Task directions
Word for word, repeat the lines of the records from the one containing "Output a JSON" through the last line, both included.

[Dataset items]
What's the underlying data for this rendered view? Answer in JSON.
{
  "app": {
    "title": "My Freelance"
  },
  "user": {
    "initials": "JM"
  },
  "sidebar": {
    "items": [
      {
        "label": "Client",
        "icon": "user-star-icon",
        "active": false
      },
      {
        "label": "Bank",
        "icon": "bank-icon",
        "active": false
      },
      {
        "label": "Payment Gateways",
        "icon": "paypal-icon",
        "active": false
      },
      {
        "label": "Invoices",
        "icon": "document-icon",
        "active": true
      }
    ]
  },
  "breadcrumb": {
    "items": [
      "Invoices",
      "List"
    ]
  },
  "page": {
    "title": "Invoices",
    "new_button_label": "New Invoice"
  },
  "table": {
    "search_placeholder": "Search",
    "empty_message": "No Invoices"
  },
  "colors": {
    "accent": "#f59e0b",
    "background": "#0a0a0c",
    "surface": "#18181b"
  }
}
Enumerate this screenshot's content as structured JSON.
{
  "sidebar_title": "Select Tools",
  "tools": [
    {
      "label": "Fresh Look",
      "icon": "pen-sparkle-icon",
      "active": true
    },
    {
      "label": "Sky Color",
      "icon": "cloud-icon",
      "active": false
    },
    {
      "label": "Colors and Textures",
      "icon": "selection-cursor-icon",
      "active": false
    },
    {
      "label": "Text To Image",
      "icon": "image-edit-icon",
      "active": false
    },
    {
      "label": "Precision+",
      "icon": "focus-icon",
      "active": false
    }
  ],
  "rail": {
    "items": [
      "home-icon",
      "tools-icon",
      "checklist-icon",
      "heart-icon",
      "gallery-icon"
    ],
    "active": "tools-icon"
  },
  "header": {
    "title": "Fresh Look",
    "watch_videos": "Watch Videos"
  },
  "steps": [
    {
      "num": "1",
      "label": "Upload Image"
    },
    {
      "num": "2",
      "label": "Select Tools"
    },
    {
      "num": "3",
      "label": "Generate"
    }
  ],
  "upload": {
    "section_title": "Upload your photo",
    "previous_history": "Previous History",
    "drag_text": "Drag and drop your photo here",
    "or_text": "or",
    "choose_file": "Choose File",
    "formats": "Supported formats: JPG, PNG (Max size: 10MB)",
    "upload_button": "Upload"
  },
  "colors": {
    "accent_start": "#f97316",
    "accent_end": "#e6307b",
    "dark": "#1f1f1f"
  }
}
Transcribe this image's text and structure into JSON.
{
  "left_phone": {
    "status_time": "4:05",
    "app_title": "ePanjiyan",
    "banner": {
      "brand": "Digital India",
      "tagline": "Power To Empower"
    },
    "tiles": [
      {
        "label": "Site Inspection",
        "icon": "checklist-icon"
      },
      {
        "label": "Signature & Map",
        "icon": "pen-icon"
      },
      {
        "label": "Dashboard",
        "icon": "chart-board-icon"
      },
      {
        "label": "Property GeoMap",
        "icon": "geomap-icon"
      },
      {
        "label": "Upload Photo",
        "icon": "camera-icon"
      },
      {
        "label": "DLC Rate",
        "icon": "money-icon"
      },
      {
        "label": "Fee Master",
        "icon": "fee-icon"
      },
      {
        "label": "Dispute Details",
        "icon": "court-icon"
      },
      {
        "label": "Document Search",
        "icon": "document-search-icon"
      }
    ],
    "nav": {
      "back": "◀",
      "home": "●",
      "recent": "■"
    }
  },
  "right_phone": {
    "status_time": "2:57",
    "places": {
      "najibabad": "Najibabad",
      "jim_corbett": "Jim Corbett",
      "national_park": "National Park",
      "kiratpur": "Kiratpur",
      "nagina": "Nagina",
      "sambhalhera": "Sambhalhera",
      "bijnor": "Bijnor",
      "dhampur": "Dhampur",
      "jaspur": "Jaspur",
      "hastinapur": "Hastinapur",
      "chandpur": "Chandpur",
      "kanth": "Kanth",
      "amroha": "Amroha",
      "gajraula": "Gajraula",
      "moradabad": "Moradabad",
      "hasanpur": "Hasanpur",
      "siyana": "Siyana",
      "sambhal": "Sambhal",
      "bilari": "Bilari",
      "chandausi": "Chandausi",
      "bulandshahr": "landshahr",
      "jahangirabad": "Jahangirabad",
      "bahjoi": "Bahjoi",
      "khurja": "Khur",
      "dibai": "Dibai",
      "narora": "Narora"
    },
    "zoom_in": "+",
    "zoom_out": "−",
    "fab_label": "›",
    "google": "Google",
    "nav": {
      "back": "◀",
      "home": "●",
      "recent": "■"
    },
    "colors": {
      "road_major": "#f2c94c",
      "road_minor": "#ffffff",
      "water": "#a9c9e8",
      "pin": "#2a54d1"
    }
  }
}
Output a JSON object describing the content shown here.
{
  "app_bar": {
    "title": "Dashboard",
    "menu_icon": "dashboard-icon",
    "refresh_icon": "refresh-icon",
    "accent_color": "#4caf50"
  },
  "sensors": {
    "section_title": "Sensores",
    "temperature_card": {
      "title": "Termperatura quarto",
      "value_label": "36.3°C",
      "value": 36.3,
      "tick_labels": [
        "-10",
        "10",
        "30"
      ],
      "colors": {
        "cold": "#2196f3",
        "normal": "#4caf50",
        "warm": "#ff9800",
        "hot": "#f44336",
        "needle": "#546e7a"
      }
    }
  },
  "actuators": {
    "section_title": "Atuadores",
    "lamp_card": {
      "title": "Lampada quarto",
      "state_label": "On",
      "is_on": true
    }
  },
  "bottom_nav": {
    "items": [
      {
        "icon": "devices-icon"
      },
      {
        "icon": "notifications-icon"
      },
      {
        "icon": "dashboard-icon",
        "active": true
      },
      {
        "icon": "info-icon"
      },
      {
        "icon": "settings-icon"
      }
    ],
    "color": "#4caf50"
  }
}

Response to the exercise
Output a JSON object describing the content shown here.
{
  "app_bar": {
    "title": "Dashboard",
    "menu_icon": "dashboard-icon",
    "refresh_icon": "refresh-icon",
    "accent_color": "#4caf50"
  },
  "sensors": {
    "section_title": "Sensores",
    "temperature_card": {
      "title": "Termperatura quarto",
      "value_label": "36.3°C",
      "value": 36.3,
      "tick_labels": [
        "-10",
        "10",
        "30"
      ],
      "colors": {
        "cold": "#2196f3",
        "normal": "#4caf50",
        "warm": "#ff9800",
        "hot": "#f44336",
        "needle": "#546e7a"
      }
    }
  },
  "actuators": {
    "section_title": "Atuadores",
    "lamp_card": {
      "title": "Lampada quarto",
      "state_label": "On",
      "is_on": true
    }
  },
  "bottom_nav": {
    "items": [
      {
        "icon": "devices-icon"
      },
      {
        "icon": "notifications-icon"
      },
      {
        "icon": "dashboard-icon",
        "active": true
      },
      {
        "icon": "info-icon"
      },
      {
        "icon": "settings-icon"
      }
    ],
    "color": "#4caf50"
  }
}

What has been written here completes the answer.